**Your instructions**
Copy all the entries below exactly, but not the pictures.

**Figure data in JSON**
++++
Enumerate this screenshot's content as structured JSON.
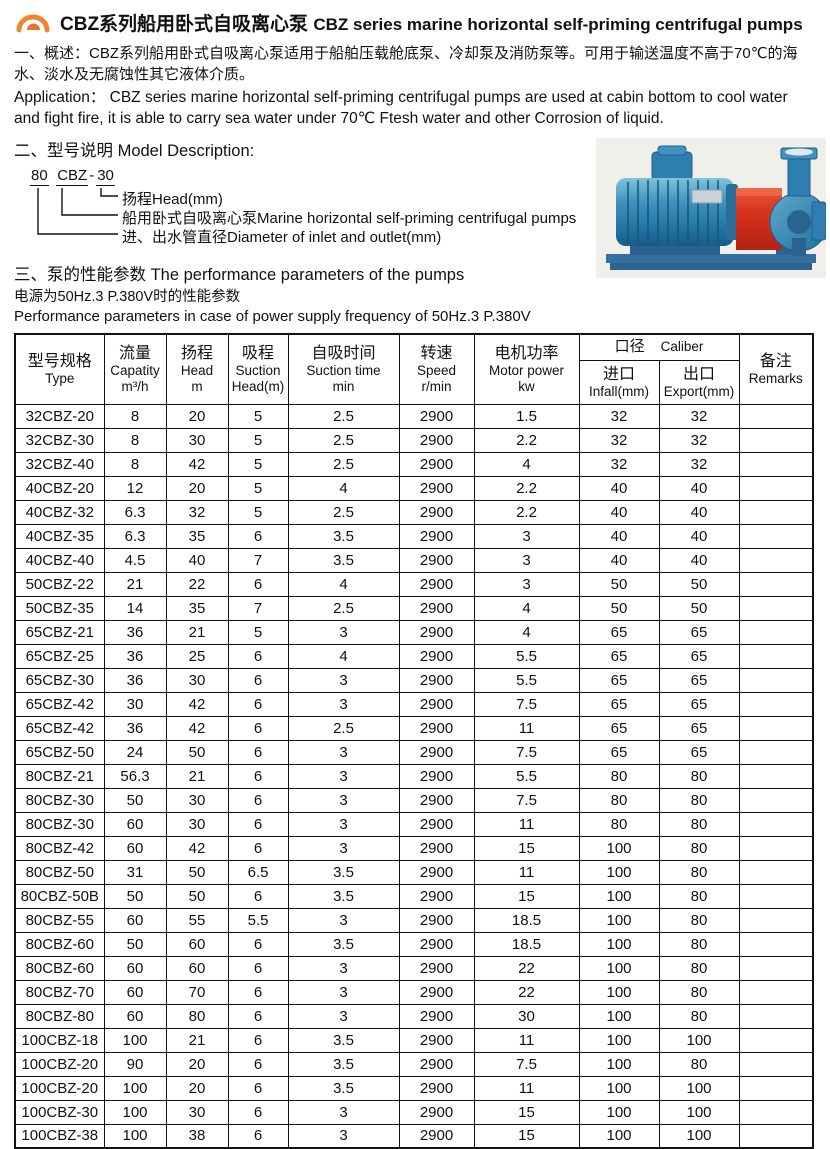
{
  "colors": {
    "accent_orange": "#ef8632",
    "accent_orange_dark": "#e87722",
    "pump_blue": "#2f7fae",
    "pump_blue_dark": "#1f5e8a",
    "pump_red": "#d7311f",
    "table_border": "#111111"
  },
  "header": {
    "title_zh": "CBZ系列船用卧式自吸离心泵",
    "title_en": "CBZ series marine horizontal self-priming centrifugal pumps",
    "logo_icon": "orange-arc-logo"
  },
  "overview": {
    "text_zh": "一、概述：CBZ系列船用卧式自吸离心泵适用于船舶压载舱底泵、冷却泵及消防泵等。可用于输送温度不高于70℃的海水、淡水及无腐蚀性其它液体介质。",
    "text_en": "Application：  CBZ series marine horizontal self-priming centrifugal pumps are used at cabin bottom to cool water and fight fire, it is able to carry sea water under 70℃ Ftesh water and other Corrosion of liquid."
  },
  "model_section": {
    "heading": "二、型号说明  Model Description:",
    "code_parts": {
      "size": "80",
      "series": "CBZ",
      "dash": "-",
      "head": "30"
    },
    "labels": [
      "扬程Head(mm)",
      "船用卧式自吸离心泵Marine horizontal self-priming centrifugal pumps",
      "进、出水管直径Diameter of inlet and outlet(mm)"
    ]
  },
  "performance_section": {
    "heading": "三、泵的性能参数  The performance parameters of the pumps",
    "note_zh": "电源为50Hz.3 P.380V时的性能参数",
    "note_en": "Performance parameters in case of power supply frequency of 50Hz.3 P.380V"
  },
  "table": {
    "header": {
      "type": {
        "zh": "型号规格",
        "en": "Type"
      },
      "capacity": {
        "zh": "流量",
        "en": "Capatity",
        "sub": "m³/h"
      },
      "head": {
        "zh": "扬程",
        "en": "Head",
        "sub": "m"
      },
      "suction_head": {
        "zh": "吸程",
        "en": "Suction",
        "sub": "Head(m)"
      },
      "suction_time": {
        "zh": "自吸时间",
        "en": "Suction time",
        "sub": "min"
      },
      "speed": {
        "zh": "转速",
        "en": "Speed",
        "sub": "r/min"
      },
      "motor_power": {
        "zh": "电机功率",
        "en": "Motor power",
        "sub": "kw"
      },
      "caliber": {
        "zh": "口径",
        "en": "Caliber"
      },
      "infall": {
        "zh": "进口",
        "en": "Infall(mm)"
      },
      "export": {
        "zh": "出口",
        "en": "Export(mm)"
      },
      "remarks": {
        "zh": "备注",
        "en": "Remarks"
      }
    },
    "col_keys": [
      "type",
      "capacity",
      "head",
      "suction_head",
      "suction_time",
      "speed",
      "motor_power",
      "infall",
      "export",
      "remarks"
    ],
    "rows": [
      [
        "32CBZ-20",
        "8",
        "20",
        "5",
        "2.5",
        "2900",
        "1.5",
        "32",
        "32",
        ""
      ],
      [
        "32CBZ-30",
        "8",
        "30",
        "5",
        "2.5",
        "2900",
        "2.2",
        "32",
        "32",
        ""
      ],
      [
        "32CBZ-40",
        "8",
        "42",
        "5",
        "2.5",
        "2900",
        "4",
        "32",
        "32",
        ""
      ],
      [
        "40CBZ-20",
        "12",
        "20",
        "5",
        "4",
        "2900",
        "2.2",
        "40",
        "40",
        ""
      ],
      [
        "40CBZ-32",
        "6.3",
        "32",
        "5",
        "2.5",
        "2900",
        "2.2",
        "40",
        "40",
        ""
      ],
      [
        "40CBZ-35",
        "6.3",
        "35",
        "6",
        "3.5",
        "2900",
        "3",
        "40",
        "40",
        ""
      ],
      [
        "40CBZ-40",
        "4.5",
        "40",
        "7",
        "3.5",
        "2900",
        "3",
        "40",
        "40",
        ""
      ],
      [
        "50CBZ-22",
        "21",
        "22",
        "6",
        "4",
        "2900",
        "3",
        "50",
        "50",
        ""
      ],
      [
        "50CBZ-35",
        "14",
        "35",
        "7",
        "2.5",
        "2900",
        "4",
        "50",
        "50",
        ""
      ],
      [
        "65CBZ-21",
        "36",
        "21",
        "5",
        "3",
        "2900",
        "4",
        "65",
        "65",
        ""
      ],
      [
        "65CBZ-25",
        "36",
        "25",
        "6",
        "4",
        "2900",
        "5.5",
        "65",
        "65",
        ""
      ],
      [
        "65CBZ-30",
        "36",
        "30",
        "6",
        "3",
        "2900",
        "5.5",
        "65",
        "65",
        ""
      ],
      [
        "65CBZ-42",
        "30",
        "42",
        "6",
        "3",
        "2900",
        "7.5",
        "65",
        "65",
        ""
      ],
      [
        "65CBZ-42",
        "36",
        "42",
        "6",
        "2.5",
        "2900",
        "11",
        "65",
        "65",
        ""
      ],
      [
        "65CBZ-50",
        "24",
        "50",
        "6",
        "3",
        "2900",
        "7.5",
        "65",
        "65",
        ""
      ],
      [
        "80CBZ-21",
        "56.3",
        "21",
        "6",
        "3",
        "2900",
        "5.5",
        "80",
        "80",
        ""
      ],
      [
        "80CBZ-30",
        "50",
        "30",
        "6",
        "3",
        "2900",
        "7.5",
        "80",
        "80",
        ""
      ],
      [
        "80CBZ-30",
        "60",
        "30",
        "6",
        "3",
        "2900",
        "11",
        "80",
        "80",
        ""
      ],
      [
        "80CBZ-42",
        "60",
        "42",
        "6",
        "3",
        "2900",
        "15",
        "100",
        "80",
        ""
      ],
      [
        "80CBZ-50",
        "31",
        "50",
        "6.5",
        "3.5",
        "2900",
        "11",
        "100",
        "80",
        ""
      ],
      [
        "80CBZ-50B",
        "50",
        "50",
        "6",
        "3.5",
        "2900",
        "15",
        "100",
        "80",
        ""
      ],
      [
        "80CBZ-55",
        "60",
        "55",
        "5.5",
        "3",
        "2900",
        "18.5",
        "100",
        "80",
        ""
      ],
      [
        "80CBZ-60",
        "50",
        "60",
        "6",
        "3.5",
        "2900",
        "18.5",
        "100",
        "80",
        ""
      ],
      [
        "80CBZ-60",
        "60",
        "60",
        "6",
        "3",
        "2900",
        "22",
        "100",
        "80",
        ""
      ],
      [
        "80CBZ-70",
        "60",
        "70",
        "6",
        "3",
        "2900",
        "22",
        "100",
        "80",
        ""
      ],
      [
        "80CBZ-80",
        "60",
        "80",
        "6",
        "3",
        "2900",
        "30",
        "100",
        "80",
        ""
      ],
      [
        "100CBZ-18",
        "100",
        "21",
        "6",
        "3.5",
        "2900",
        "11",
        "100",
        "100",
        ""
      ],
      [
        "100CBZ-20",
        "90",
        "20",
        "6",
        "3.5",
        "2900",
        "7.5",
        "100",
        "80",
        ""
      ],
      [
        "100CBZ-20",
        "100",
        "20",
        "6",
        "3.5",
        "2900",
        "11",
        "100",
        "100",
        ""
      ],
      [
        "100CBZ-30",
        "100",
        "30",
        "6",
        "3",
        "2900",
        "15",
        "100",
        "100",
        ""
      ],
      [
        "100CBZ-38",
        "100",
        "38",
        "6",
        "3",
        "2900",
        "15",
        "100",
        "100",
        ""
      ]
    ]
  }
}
++++
**Answer below**
Enumerate this screenshot's content as structured JSON.
{
  "colors": {
    "accent_orange": "#ef8632",
    "accent_orange_dark": "#e87722",
    "pump_blue": "#2f7fae",
    "pump_blue_dark": "#1f5e8a",
    "pump_red": "#d7311f",
    "table_border": "#111111"
  },
  "header": {
    "title_zh": "CBZ系列船用卧式自吸离心泵",
    "title_en": "CBZ series marine horizontal self-priming centrifugal pumps",
    "logo_icon": "orange-arc-logo"
  },
  "overview": {
    "text_zh": "一、概述：CBZ系列船用卧式自吸离心泵适用于船舶压载舱底泵、冷却泵及消防泵等。可用于输送温度不高于70℃的海水、淡水及无腐蚀性其它液体介质。",
    "text_en": "Application：  CBZ series marine horizontal self-priming centrifugal pumps are used at cabin bottom to cool water and fight fire, it is able to carry sea water under 70℃ Ftesh water and other Corrosion of liquid."
  },
  "model_section": {
    "heading": "二、型号说明  Model Description:",
    "code_parts": {
      "size": "80",
      "series": "CBZ",
      "dash": "-",
      "head": "30"
    },
    "labels": [
      "扬程Head(mm)",
      "船用卧式自吸离心泵Marine horizontal self-priming centrifugal pumps",
      "进、出水管直径Diameter of inlet and outlet(mm)"
    ]
  },
  "performance_section": {
    "heading": "三、泵的性能参数  The performance parameters of the pumps",
    "note_zh": "电源为50Hz.3 P.380V时的性能参数",
    "note_en": "Performance parameters in case of power supply frequency of 50Hz.3 P.380V"
  },
  "table": {
    "header": {
      "type": {
        "zh": "型号规格",
        "en": "Type"
      },
      "capacity": {
        "zh": "流量",
        "en": "Capatity",
        "sub": "m³/h"
      },
      "head": {
        "zh": "扬程",
        "en": "Head",
        "sub": "m"
      },
      "suction_head": {
        "zh": "吸程",
        "en": "Suction",
        "sub": "Head(m)"
      },
      "suction_time": {
        "zh": "自吸时间",
        "en": "Suction time",
        "sub": "min"
      },
      "speed": {
        "zh": "转速",
        "en": "Speed",
        "sub": "r/min"
      },
      "motor_power": {
        "zh": "电机功率",
        "en": "Motor power",
        "sub": "kw"
      },
      "caliber": {
        "zh": "口径",
        "en": "Caliber"
      },
      "infall": {
        "zh": "进口",
        "en": "Infall(mm)"
      },
      "export": {
        "zh": "出口",
        "en": "Export(mm)"
      },
      "remarks": {
        "zh": "备注",
        "en": "Remarks"
      }
    },
    "col_keys": [
      "type",
      "capacity",
      "head",
      "suction_head",
      "suction_time",
      "speed",
      "motor_power",
      "infall",
      "export",
      "remarks"
    ],
    "rows": [
      [
        "32CBZ-20",
        "8",
        "20",
        "5",
        "2.5",
        "2900",
        "1.5",
        "32",
        "32",
        ""
      ],
      [
        "32CBZ-30",
        "8",
        "30",
        "5",
        "2.5",
        "2900",
        "2.2",
        "32",
        "32",
        ""
      ],
      [
        "32CBZ-40",
        "8",
        "42",
        "5",
        "2.5",
        "2900",
        "4",
        "32",
        "32",
        ""
      ],
      [
        "40CBZ-20",
        "12",
        "20",
        "5",
        "4",
        "2900",
        "2.2",
        "40",
        "40",
        ""
      ],
      [
        "40CBZ-32",
        "6.3",
        "32",
        "5",
        "2.5",
        "2900",
        "2.2",
        "40",
        "40",
        ""
      ],
      [
        "40CBZ-35",
        "6.3",
        "35",
        "6",
        "3.5",
        "2900",
        "3",
        "40",
        "40",
        ""
      ],
      [
        "40CBZ-40",
        "4.5",
        "40",
        "7",
        "3.5",
        "2900",
        "3",
        "40",
        "40",
        ""
      ],
      [
        "50CBZ-22",
        "21",
        "22",
        "6",
        "4",
        "2900",
        "3",
        "50",
        "50",
        ""
      ],
      [
        "50CBZ-35",
        "14",
        "35",
        "7",
        "2.5",
        "2900",
        "4",
        "50",
        "50",
        ""
      ],
      [
        "65CBZ-21",
        "36",
        "21",
        "5",
        "3",
        "2900",
        "4",
        "65",
        "65",
        ""
      ],
      [
        "65CBZ-25",
        "36",
        "25",
        "6",
        "4",
        "2900",
        "5.5",
        "65",
        "65",
        ""
      ],
      [
        "65CBZ-30",
        "36",
        "30",
        "6",
        "3",
        "2900",
        "5.5",
        "65",
        "65",
        ""
      ],
      [
        "65CBZ-42",
        "30",
        "42",
        "6",
        "3",
        "2900",
        "7.5",
        "65",
        "65",
        ""
      ],
      [
        "65CBZ-42",
        "36",
        "42",
        "6",
        "2.5",
        "2900",
        "11",
        "65",
        "65",
        ""
      ],
      [
        "65CBZ-50",
        "24",
        "50",
        "6",
        "3",
        "2900",
        "7.5",
        "65",
        "65",
        ""
      ],
      [
        "80CBZ-21",
        "56.3",
        "21",
        "6",
        "3",
        "2900",
        "5.5",
        "80",
        "80",
        ""
      ],
      [
        "80CBZ-30",
        "50",
        "30",
        "6",
        "3",
        "2900",
        "7.5",
        "80",
        "80",
        ""
      ],
      [
        "80CBZ-30",
        "60",
        "30",
        "6",
        "3",
        "2900",
        "11",
        "80",
        "80",
        ""
      ],
      [
        "80CBZ-42",
        "60",
        "42",
        "6",
        "3",
        "2900",
        "15",
        "100",
        "80",
        ""
      ],
      [
        "80CBZ-50",
        "31",
        "50",
        "6.5",
        "3.5",
        "2900",
        "11",
        "100",
        "80",
        ""
      ],
      [
        "80CBZ-50B",
        "50",
        "50",
        "6",
        "3.5",
        "2900",
        "15",
        "100",
        "80",
        ""
      ],
      [
        "80CBZ-55",
        "60",
        "55",
        "5.5",
        "3",
        "2900",
        "18.5",
        "100",
        "80",
        ""
      ],
      [
        "80CBZ-60",
        "50",
        "60",
        "6",
        "3.5",
        "2900",
        "18.5",
        "100",
        "80",
        ""
      ],
      [
        "80CBZ-60",
        "60",
        "60",
        "6",
        "3",
        "2900",
        "22",
        "100",
        "80",
        ""
      ],
      [
        "80CBZ-70",
        "60",
        "70",
        "6",
        "3",
        "2900",
        "22",
        "100",
        "80",
        ""
      ],
      [
        "80CBZ-80",
        "60",
        "80",
        "6",
        "3",
        "2900",
        "30",
        "100",
        "80",
        ""
      ],
      [
        "100CBZ-18",
        "100",
        "21",
        "6",
        "3.5",
        "2900",
        "11",
        "100",
        "100",
        ""
      ],
      [
        "100CBZ-20",
        "90",
        "20",
        "6",
        "3.5",
        "2900",
        "7.5",
        "100",
        "80",
        ""
      ],
      [
        "100CBZ-20",
        "100",
        "20",
        "6",
        "3.5",
        "2900",
        "11",
        "100",
        "100",
        ""
      ],
      [
        "100CBZ-30",
        "100",
        "30",
        "6",
        "3",
        "2900",
        "15",
        "100",
        "100",
        ""
      ],
      [
        "100CBZ-38",
        "100",
        "38",
        "6",
        "3",
        "2900",
        "15",
        "100",
        "100",
        ""
      ]
    ]
  }
}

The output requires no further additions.